=== GIVEN PROBLEM ===
Take each line containing the word "Live" and copy it.

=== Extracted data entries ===
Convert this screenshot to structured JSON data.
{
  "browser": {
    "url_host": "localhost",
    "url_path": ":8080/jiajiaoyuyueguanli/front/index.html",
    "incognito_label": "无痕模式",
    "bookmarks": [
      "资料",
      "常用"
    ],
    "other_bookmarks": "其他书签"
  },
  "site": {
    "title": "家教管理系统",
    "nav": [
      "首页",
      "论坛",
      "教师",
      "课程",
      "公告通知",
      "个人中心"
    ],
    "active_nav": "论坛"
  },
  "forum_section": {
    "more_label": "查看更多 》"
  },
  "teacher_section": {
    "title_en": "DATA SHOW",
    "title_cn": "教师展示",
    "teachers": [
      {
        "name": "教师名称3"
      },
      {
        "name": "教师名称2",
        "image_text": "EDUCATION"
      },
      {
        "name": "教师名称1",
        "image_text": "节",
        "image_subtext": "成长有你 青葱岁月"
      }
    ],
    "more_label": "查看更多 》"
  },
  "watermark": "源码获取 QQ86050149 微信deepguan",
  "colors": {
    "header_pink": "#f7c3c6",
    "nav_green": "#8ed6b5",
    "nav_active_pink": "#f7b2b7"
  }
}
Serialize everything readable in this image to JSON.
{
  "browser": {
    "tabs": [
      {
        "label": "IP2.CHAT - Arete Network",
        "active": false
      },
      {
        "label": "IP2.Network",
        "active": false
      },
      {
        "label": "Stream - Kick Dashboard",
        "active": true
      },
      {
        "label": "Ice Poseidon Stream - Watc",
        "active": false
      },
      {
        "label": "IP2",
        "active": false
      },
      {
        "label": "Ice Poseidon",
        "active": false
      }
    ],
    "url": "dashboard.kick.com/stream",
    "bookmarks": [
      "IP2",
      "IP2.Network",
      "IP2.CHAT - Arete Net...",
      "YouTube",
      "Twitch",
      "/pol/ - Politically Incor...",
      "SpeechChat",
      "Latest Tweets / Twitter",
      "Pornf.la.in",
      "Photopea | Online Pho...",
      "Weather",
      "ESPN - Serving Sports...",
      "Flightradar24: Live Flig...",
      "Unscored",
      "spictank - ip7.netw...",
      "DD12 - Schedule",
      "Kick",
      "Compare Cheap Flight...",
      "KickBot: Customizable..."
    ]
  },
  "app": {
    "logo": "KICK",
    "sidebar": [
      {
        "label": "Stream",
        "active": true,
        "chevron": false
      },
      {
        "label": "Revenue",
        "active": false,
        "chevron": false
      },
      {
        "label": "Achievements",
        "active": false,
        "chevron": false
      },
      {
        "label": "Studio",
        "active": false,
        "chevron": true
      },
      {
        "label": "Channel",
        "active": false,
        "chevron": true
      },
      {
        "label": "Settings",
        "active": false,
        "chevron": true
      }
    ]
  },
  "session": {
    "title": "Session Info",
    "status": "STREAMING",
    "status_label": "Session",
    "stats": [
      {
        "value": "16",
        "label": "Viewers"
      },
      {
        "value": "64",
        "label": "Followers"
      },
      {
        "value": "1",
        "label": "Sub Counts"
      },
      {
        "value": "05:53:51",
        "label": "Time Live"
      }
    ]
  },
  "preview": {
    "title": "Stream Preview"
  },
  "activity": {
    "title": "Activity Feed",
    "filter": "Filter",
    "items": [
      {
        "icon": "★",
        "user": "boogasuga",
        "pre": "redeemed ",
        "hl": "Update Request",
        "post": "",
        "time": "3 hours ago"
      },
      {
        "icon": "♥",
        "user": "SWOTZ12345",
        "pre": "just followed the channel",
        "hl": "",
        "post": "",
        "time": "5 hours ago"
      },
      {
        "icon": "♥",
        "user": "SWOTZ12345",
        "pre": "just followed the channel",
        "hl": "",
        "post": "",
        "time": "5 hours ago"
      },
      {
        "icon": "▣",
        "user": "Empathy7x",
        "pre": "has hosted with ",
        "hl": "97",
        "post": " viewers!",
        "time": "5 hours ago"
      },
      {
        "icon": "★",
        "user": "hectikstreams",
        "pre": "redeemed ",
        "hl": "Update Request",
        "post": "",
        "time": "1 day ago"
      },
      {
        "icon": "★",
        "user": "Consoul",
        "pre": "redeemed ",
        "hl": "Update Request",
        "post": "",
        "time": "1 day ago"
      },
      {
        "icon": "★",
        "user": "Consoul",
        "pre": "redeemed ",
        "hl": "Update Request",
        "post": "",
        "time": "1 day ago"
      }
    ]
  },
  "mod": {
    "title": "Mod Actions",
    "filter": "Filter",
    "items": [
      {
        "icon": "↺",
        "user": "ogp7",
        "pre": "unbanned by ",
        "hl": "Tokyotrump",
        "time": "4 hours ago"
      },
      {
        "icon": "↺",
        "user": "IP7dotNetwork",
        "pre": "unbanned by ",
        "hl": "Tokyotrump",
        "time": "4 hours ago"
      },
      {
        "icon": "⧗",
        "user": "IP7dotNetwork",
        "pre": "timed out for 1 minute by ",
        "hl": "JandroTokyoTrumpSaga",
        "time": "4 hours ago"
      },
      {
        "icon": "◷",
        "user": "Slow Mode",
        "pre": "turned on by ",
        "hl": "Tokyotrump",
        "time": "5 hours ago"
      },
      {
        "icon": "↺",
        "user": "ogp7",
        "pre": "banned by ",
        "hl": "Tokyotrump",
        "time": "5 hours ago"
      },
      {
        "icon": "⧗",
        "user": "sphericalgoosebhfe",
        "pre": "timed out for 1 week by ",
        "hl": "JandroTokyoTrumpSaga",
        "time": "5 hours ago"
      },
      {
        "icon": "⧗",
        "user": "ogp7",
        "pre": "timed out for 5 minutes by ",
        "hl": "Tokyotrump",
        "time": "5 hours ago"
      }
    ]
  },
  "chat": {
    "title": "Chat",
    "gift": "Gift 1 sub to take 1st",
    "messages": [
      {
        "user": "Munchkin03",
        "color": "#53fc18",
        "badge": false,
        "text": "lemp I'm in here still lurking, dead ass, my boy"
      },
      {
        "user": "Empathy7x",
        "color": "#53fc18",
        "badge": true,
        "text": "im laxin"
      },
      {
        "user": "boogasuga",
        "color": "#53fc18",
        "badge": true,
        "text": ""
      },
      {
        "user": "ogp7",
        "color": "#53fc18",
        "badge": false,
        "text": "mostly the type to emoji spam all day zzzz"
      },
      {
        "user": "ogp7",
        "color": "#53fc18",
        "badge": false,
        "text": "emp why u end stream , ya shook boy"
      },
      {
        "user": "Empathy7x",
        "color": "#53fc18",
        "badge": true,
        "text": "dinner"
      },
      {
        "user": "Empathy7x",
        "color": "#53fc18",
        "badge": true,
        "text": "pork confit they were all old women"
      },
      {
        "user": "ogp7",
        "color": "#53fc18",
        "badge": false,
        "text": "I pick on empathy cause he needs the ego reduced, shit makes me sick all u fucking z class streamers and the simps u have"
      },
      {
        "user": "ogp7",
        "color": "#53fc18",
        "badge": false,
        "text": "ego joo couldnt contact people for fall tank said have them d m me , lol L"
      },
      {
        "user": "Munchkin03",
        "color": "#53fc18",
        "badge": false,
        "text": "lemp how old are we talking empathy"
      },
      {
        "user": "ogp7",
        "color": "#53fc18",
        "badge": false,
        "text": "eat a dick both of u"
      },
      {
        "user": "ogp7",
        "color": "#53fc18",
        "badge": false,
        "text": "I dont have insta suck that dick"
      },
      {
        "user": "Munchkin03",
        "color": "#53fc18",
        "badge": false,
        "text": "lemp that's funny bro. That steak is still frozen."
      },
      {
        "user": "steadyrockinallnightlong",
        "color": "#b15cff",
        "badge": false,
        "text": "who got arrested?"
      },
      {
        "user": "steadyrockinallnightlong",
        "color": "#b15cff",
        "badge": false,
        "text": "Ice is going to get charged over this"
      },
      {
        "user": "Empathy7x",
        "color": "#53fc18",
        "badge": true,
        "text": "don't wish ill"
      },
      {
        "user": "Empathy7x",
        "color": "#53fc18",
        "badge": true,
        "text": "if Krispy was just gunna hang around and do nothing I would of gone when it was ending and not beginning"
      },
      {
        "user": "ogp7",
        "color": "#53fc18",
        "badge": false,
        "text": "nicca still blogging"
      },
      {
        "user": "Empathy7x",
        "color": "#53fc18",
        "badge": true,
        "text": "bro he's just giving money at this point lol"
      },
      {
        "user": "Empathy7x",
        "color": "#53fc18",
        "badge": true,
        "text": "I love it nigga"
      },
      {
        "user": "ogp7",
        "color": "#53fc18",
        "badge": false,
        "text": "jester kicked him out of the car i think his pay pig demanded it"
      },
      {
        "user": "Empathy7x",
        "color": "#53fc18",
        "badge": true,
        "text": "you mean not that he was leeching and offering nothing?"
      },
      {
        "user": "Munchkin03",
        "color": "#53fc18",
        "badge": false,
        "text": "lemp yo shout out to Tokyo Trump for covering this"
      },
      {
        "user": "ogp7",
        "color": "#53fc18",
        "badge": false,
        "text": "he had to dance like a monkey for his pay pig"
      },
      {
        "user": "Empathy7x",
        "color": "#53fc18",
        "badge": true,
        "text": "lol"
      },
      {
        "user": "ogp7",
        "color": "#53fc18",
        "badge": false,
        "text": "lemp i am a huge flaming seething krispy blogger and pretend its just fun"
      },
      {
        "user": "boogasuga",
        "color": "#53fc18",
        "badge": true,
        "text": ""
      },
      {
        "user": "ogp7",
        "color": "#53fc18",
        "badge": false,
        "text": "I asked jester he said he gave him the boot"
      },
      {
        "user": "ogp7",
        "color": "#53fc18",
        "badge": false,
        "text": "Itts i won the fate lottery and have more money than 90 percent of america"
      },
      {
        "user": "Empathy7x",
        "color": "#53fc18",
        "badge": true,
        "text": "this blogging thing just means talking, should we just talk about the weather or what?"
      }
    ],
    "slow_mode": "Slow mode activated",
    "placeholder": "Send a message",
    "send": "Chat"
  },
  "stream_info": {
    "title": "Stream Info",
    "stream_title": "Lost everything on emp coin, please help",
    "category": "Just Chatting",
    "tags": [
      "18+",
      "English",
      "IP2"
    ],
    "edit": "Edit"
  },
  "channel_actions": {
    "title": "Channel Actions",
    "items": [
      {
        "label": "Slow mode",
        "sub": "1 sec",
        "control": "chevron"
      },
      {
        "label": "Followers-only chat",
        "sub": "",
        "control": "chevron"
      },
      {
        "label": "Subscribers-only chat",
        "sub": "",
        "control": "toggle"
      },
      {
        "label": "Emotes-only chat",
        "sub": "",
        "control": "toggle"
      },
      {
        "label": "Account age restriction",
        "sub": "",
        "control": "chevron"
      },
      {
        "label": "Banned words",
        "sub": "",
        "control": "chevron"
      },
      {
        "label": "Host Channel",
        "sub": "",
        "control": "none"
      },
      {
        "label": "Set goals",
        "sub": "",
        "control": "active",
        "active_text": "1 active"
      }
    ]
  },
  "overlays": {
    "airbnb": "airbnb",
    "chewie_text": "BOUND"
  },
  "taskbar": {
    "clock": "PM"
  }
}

=== TASK OUTPUT ===
      "Flightradar24: Live Flig...",
        "label": "Time Live"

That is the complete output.